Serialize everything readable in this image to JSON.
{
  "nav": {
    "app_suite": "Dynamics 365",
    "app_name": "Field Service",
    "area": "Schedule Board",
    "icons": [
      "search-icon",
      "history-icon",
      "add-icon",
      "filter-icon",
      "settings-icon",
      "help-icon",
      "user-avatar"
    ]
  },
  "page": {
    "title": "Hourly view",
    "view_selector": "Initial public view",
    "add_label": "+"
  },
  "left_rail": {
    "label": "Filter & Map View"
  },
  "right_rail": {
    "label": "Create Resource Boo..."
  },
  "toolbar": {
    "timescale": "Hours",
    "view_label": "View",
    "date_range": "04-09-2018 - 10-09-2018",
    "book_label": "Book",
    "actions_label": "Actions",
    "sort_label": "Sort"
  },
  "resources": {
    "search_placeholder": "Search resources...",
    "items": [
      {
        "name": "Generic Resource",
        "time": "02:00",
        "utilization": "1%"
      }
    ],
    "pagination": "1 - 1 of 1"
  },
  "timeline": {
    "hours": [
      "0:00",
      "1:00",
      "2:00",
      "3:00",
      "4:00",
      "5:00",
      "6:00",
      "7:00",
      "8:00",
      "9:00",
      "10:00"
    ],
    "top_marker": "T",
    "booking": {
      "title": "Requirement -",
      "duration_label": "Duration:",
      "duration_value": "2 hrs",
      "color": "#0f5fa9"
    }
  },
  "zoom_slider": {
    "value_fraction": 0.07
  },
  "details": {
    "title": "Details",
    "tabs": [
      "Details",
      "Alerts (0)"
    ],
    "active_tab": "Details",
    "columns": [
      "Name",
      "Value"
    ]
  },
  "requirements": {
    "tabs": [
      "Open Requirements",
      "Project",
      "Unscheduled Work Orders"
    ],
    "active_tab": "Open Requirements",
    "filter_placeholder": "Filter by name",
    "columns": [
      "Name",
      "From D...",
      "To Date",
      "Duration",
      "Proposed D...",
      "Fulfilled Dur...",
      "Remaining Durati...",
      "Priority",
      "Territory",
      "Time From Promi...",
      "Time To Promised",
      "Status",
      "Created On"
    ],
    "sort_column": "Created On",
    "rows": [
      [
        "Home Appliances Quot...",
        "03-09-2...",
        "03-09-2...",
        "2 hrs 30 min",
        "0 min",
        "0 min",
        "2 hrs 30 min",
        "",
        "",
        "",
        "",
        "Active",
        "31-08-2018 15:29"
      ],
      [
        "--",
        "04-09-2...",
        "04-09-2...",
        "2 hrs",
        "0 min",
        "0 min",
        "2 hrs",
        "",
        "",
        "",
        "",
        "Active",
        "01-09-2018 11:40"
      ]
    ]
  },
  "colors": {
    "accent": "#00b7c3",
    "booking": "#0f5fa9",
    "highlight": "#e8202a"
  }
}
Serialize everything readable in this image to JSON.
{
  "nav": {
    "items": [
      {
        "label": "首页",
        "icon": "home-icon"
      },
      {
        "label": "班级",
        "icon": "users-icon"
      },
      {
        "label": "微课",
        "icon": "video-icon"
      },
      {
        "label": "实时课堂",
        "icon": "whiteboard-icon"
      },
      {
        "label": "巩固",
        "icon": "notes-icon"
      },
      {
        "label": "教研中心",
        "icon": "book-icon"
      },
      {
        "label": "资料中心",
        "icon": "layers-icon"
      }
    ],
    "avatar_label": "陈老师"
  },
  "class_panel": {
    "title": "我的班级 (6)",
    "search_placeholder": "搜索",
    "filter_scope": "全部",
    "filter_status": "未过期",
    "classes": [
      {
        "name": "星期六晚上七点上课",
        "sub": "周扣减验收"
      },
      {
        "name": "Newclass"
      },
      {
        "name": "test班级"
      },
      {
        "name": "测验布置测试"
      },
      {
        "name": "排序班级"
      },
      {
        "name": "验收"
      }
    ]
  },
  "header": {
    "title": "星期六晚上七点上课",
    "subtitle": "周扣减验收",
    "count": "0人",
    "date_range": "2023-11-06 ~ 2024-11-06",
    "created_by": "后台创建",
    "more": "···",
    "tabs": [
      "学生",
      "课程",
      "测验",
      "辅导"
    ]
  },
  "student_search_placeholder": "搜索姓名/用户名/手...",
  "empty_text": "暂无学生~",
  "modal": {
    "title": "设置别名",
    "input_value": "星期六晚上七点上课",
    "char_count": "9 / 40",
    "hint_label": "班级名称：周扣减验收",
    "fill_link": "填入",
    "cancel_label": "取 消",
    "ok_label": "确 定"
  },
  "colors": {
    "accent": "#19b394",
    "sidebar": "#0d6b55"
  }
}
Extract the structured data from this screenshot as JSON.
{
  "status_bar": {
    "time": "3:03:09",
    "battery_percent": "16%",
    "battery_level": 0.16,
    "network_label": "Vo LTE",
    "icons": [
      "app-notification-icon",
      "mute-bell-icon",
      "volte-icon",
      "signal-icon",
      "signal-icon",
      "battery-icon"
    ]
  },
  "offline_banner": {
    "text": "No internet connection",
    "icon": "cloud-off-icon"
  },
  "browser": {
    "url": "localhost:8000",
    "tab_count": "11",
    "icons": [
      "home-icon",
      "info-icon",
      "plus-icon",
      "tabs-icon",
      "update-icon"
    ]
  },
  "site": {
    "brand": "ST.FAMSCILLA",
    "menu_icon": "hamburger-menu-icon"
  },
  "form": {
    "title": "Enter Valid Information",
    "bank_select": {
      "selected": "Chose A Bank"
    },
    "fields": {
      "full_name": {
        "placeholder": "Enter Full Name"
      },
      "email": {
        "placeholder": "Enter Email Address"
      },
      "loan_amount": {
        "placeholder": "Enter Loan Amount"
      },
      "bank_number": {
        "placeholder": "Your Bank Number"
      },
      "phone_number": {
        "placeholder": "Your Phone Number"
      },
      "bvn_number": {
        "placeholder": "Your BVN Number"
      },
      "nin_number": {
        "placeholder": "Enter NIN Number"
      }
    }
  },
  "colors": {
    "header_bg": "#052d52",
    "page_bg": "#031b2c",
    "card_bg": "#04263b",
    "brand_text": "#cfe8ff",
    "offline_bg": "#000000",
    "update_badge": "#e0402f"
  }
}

▶ Exercise task: Recite the full listing above exactly.

▶ Result:
Serialize everything readable in this image to JSON.
{
  "nav": {
    "app_suite": "Dynamics 365",
    "app_name": "Field Service",
    "area": "Schedule Board",
    "icons": [
      "search-icon",
      "history-icon",
      "add-icon",
      "filter-icon",
      "settings-icon",
      "help-icon",
      "user-avatar"
    ]
  },
  "page": {
    "title": "Hourly view",
    "view_selector": "Initial public view",
    "add_label": "+"
  },
  "left_rail": {
    "label": "Filter & Map View"
  },
  "right_rail": {
    "label": "Create Resource Boo..."
  },
  "toolbar": {
    "timescale": "Hours",
    "view_label": "View",
    "date_range": "04-09-2018 - 10-09-2018",
    "book_label": "Book",
    "actions_label": "Actions",
    "sort_label": "Sort"
  },
  "resources": {
    "search_placeholder": "Search resources...",
    "items": [
      {
        "name": "Generic Resource",
        "time": "02:00",
        "utilization": "1%"
      }
    ],
    "pagination": "1 - 1 of 1"
  },
  "timeline": {
    "hours": [
      "0:00",
      "1:00",
      "2:00",
      "3:00",
      "4:00",
      "5:00",
      "6:00",
      "7:00",
      "8:00",
      "9:00",
      "10:00"
    ],
    "top_marker": "T",
    "booking": {
      "title": "Requirement -",
      "duration_label": "Duration:",
      "duration_value": "2 hrs",
      "color": "#0f5fa9"
    }
  },
  "zoom_slider": {
    "value_fraction": 0.07
  },
  "details": {
    "title": "Details",
    "tabs": [
      "Details",
      "Alerts (0)"
    ],
    "active_tab": "Details",
    "columns": [
      "Name",
      "Value"
    ]
  },
  "requirements": {
    "tabs": [
      "Open Requirements",
      "Project",
      "Unscheduled Work Orders"
    ],
    "active_tab": "Open Requirements",
    "filter_placeholder": "Filter by name",
    "columns": [
      "Name",
      "From D...",
      "To Date",
      "Duration",
      "Proposed D...",
      "Fulfilled Dur...",
      "Remaining Durati...",
      "Priority",
      "Territory",
      "Time From Promi...",
      "Time To Promised",
      "Status",
      "Created On"
    ],
    "sort_column": "Created On",
    "rows": [
      [
        "Home Appliances Quot...",
        "03-09-2...",
        "03-09-2...",
        "2 hrs 30 min",
        "0 min",
        "0 min",
        "2 hrs 30 min",
        "",
        "",
        "",
        "",
        "Active",
        "31-08-2018 15:29"
      ],
      [
        "--",
        "04-09-2...",
        "04-09-2...",
        "2 hrs",
        "0 min",
        "0 min",
        "2 hrs",
        "",
        "",
        "",
        "",
        "Active",
        "01-09-2018 11:40"
      ]
    ]
  },
  "colors": {
    "accent": "#00b7c3",
    "booking": "#0f5fa9",
    "highlight": "#e8202a"
  }
}
Serialize everything readable in this image to JSON.
{
  "nav": {
    "items": [
      {
        "label": "首页",
        "icon": "home-icon"
      },
      {
        "label": "班级",
        "icon": "users-icon"
      },
      {
        "label": "微课",
        "icon": "video-icon"
      },
      {
        "label": "实时课堂",
        "icon": "whiteboard-icon"
      },
      {
        "label": "巩固",
        "icon": "notes-icon"
      },
      {
        "label": "教研中心",
        "icon": "book-icon"
      },
      {
        "label": "资料中心",
        "icon": "layers-icon"
      }
    ],
    "avatar_label": "陈老师"
  },
  "class_panel": {
    "title": "我的班级 (6)",
    "search_placeholder": "搜索",
    "filter_scope": "全部",
    "filter_status": "未过期",
    "classes": [
      {
        "name": "星期六晚上七点上课",
        "sub": "周扣减验收"
      },
      {
        "name": "Newclass"
      },
      {
        "name": "test班级"
      },
      {
        "name": "测验布置测试"
      },
      {
        "name": "排序班级"
      },
      {
        "name": "验收"
      }
    ]
  },
  "header": {
    "title": "星期六晚上七点上课",
    "subtitle": "周扣减验收",
    "count": "0人",
    "date_range": "2023-11-06 ~ 2024-11-06",
    "created_by": "后台创建",
    "more": "···",
    "tabs": [
      "学生",
      "课程",
      "测验",
      "辅导"
    ]
  },
  "student_search_placeholder": "搜索姓名/用户名/手...",
  "empty_text": "暂无学生~",
  "modal": {
    "title": "设置别名",
    "input_value": "星期六晚上七点上课",
    "char_count": "9 / 40",
    "hint_label": "班级名称：周扣减验收",
    "fill_link": "填入",
    "cancel_label": "取 消",
    "ok_label": "确 定"
  },
  "colors": {
    "accent": "#19b394",
    "sidebar": "#0d6b55"
  }
}
Extract the structured data from this screenshot as JSON.
{
  "status_bar": {
    "time": "3:03:09",
    "battery_percent": "16%",
    "battery_level": 0.16,
    "network_label": "Vo LTE",
    "icons": [
      "app-notification-icon",
      "mute-bell-icon",
      "volte-icon",
      "signal-icon",
      "signal-icon",
      "battery-icon"
    ]
  },
  "offline_banner": {
    "text": "No internet connection",
    "icon": "cloud-off-icon"
  },
  "browser": {
    "url": "localhost:8000",
    "tab_count": "11",
    "icons": [
      "home-icon",
      "info-icon",
      "plus-icon",
      "tabs-icon",
      "update-icon"
    ]
  },
  "site": {
    "brand": "ST.FAMSCILLA",
    "menu_icon": "hamburger-menu-icon"
  },
  "form": {
    "title": "Enter Valid Information",
    "bank_select": {
      "selected": "Chose A Bank"
    },
    "fields": {
      "full_name": {
        "placeholder": "Enter Full Name"
      },
      "email": {
        "placeholder": "Enter Email Address"
      },
      "loan_amount": {
        "placeholder": "Enter Loan Amount"
      },
      "bank_number": {
        "placeholder": "Your Bank Number"
      },
      "phone_number": {
        "placeholder": "Your Phone Number"
      },
      "bvn_number": {
        "placeholder": "Your BVN Number"
      },
      "nin_number": {
        "placeholder": "Enter NIN Number"
      }
    }
  },
  "colors": {
    "header_bg": "#052d52",
    "page_bg": "#031b2c",
    "card_bg": "#04263b",
    "brand_text": "#cfe8ff",
    "offline_bg": "#000000",
    "update_badge": "#e0402f"
  }
}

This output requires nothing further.